- Input rows -
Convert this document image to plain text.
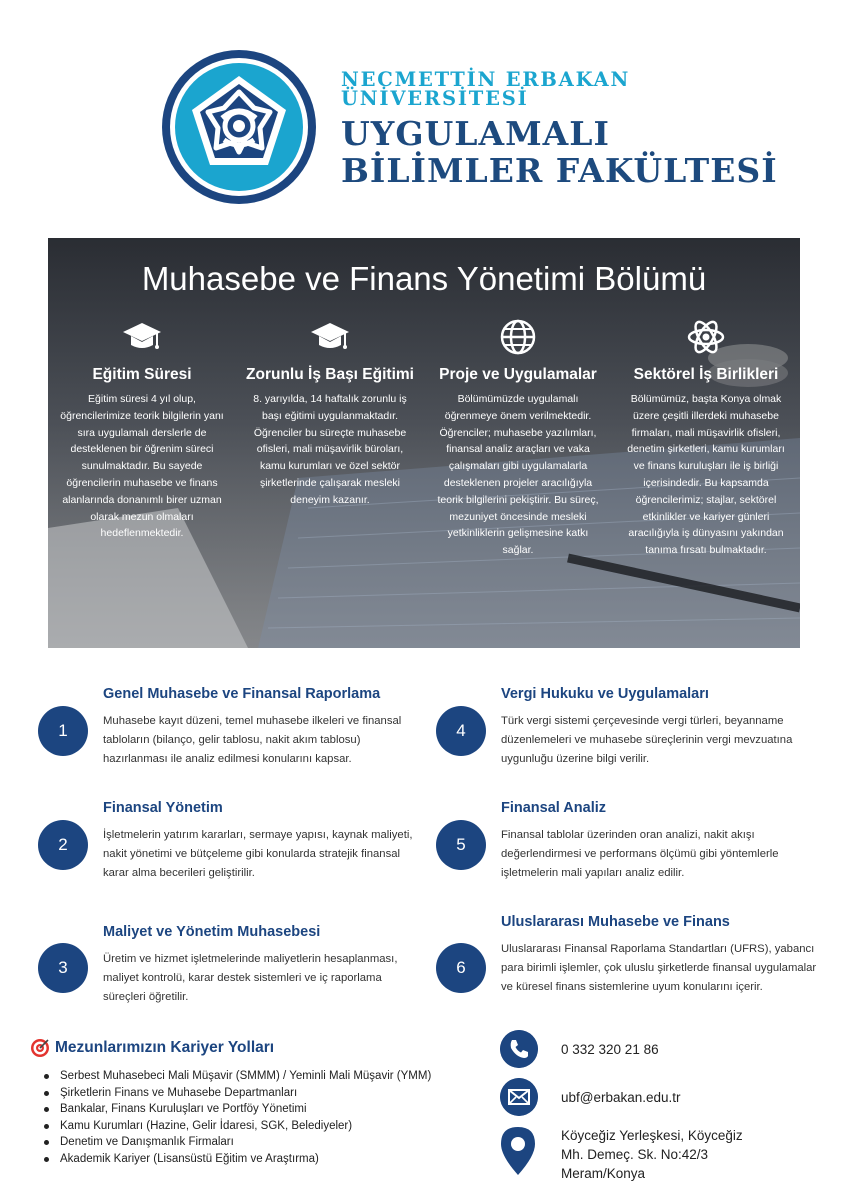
NECMETTİN ERBAKAN
ÜNİVERSİTESİ
UYGULAMALI
BİLİMLER FAKÜLTESİ
Muhasebe ve Finans Yönetimi Bölümü
Eğitim Süresi
Eğitim süresi 4 yıl olup, öğrencilerimize teorik bilgilerin yanı sıra uygulamalı derslerle de desteklenen bir öğrenim süreci sunulmaktadır. Bu sayede öğrencilerin muhasebe ve finans alanlarında donanımlı birer uzman olarak mezun olmaları hedeflenmektedir.
Zorunlu İş Başı Eğitimi
8. yarıyılda, 14 haftalık zorunlu iş başı eğitimi uygulanmaktadır. Öğrenciler bu süreçte muhasebe ofisleri, mali müşavirlik büroları, kamu kurumları ve özel sektör şirketlerinde çalışarak mesleki deneyim kazanır.
Proje ve Uygulamalar
Bölümümüzde uygulamalı öğrenmeye önem verilmektedir. Öğrenciler; muhasebe yazılımları, finansal analiz araçları ve vaka çalışmaları gibi uygulamalarla desteklenen projeler aracılığıyla teorik bilgilerini pekiştirir. Bu süreç, mezuniyet öncesinde mesleki yetkinliklerin gelişmesine katkı sağlar.
Sektörel İş Birlikleri
Bölümümüz, başta Konya olmak üzere çeşitli illerdeki muhasebe firmaları, mali müşavirlik ofisleri, denetim şirketleri, kamu kurumları ve finans kuruluşları ile iş birliği içerisindedir. Bu kapsamda öğrencilerimiz; stajlar, sektörel etkinlikler ve kariyer günleri aracılığıyla iş dünyasını yakından tanıma fırsatı bulmaktadır.
1
Genel Muhasebe ve Finansal Raporlama
Muhasebe kayıt düzeni, temel muhasebe ilkeleri ve finansal tabloların (bilanço, gelir tablosu, nakit akım tablosu) hazırlanması ile analiz edilmesi konularını kapsar.
2
Finansal Yönetim
İşletmelerin yatırım kararları, sermaye yapısı, kaynak maliyeti, nakit yönetimi ve bütçeleme gibi konularda stratejik finansal karar alma becerileri geliştirilir.
3
Maliyet ve Yönetim Muhasebesi
Üretim ve hizmet işletmelerinde maliyetlerin hesaplanması, maliyet kontrolü, karar destek sistemleri ve iç raporlama süreçleri öğretilir.
4
Vergi Hukuku ve Uygulamaları
Türk vergi sistemi çerçevesinde vergi türleri, beyanname düzenlemeleri ve muhasebe süreçlerinin vergi mevzuatına uygunluğu üzerine bilgi verilir.
5
Finansal Analiz
Finansal tablolar üzerinden oran analizi, nakit akışı değerlendirmesi ve performans ölçümü gibi yöntemlerle işletmelerin mali yapıları analiz edilir.
6
Uluslararası Muhasebe ve Finans
Uluslararası Finansal Raporlama Standartları (UFRS), yabancı para birimli işlemler, çok uluslu şirketlerde finansal uygulamalar ve küresel finans sistemlerine uyum konularını içerir.
Mezunlarımızın Kariyer Yolları
Serbest Muhasebeci Mali Müşavir (SMMM) / Yeminli Mali Müşavir (YMM)
Şirketlerin Finans ve Muhasebe Departmanları
Bankalar, Finans Kuruluşları ve Portföy Yönetimi
Kamu Kurumları (Hazine, Gelir İdaresi, SGK, Belediyeler)
Denetim ve Danışmanlık Firmaları
Akademik Kariyer (Lisansüstü Eğitim ve Araştırma)
0 332 320 21 86
ubf@erbakan.edu.tr
Köyceğiz Yerleşkesi, Köyceğiz
Mh. Demeç. Sk. No:42/3
Meram/Konya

- What you have to do -
Report how many lines of the data contain the word "karar", using the number alone.

- Answer to the problem -
2